▶ **DIRECTIONS FOR THIS TASK**
Keep the pictures out and restate every record exactly.

▶ **EXERCISE MATERIALS**

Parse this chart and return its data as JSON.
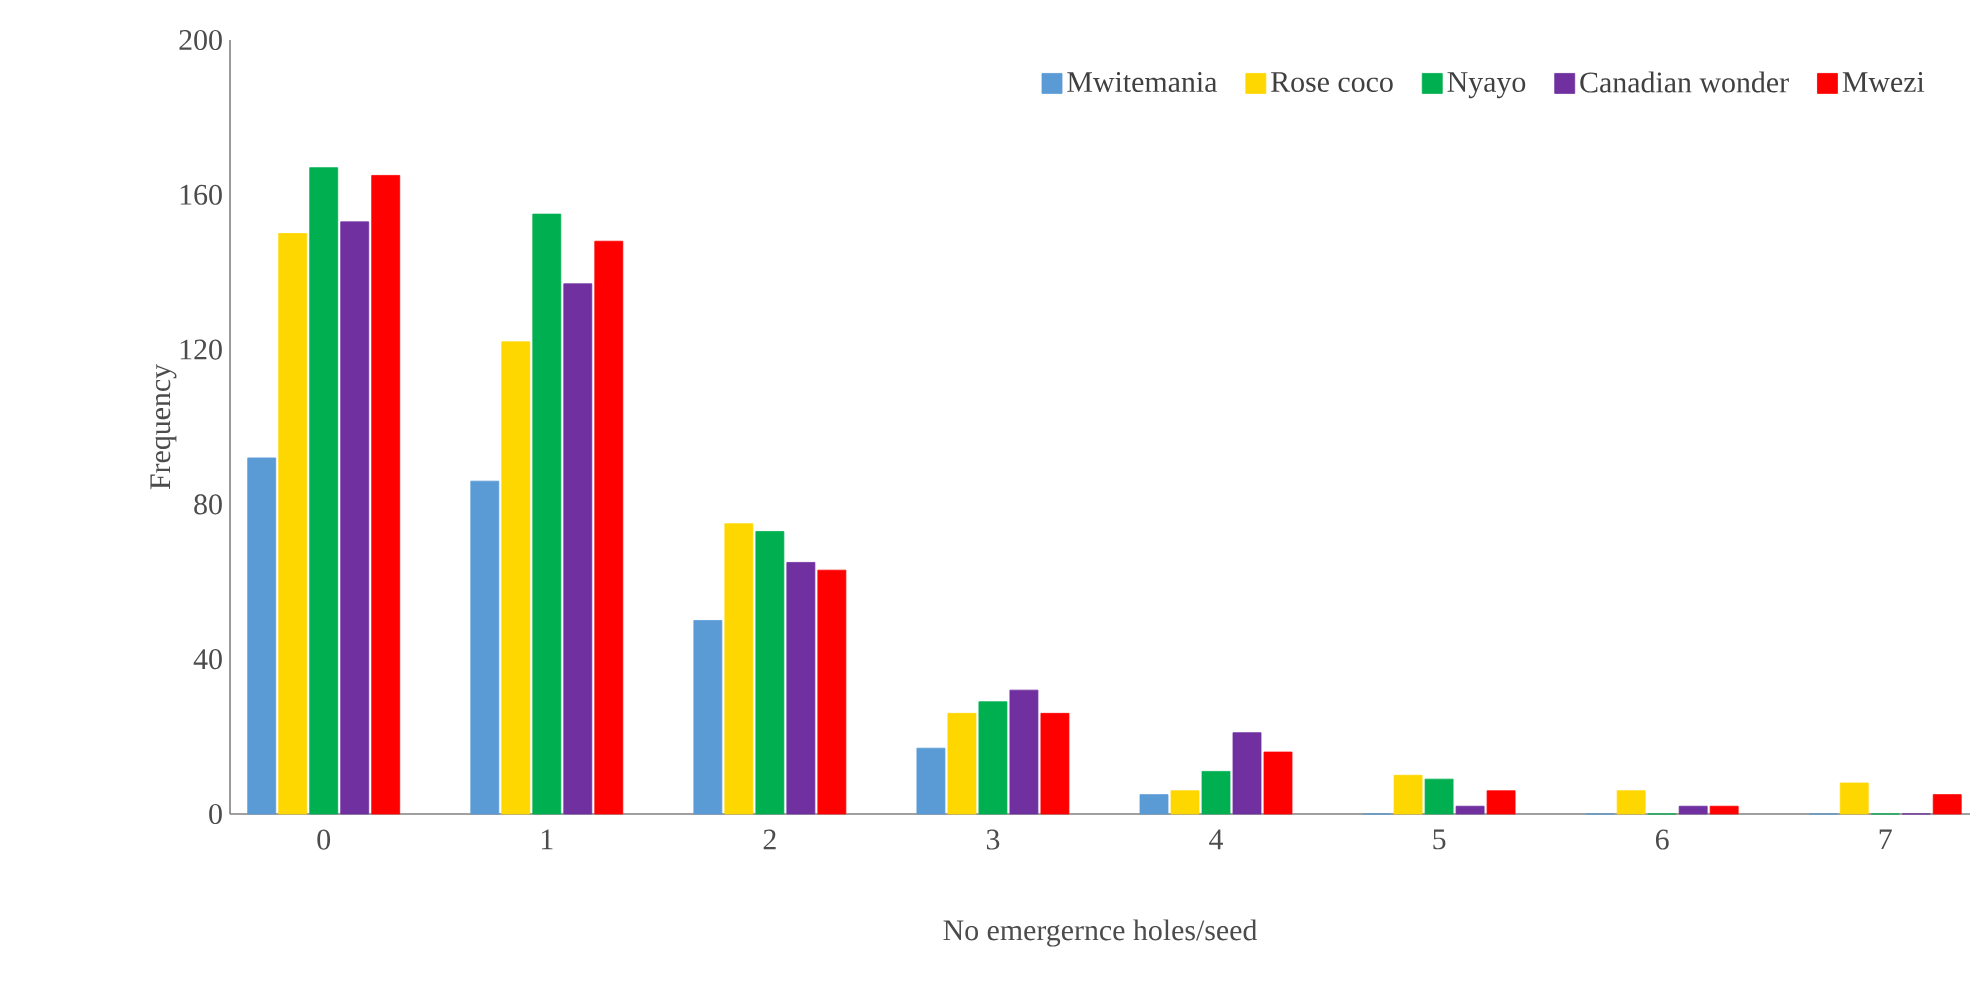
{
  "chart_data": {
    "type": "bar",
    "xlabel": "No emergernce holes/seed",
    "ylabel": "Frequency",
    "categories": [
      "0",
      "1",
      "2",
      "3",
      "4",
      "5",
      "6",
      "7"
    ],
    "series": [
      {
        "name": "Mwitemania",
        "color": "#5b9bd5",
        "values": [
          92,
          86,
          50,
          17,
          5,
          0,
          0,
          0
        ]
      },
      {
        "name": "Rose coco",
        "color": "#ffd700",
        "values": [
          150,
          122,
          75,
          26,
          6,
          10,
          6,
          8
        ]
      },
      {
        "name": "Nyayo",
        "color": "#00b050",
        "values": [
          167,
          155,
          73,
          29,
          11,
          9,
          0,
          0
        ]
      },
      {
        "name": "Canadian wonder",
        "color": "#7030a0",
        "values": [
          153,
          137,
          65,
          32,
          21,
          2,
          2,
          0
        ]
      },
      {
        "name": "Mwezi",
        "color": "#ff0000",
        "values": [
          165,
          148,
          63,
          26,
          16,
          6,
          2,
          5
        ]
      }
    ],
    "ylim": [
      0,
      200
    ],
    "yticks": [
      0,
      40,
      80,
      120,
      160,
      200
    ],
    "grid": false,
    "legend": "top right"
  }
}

▶ **TASK SOLUTION**
Parse this chart and return its data as JSON.
{
  "chart_data": {
    "type": "bar",
    "xlabel": "No emergernce holes/seed",
    "ylabel": "Frequency",
    "categories": [
      "0",
      "1",
      "2",
      "3",
      "4",
      "5",
      "6",
      "7"
    ],
    "series": [
      {
        "name": "Mwitemania",
        "color": "#5b9bd5",
        "values": [
          92,
          86,
          50,
          17,
          5,
          0,
          0,
          0
        ]
      },
      {
        "name": "Rose coco",
        "color": "#ffd700",
        "values": [
          150,
          122,
          75,
          26,
          6,
          10,
          6,
          8
        ]
      },
      {
        "name": "Nyayo",
        "color": "#00b050",
        "values": [
          167,
          155,
          73,
          29,
          11,
          9,
          0,
          0
        ]
      },
      {
        "name": "Canadian wonder",
        "color": "#7030a0",
        "values": [
          153,
          137,
          65,
          32,
          21,
          2,
          2,
          0
        ]
      },
      {
        "name": "Mwezi",
        "color": "#ff0000",
        "values": [
          165,
          148,
          63,
          26,
          16,
          6,
          2,
          5
        ]
      }
    ],
    "ylim": [
      0,
      200
    ],
    "yticks": [
      0,
      40,
      80,
      120,
      160,
      200
    ],
    "grid": false,
    "legend": "top right"
  }
}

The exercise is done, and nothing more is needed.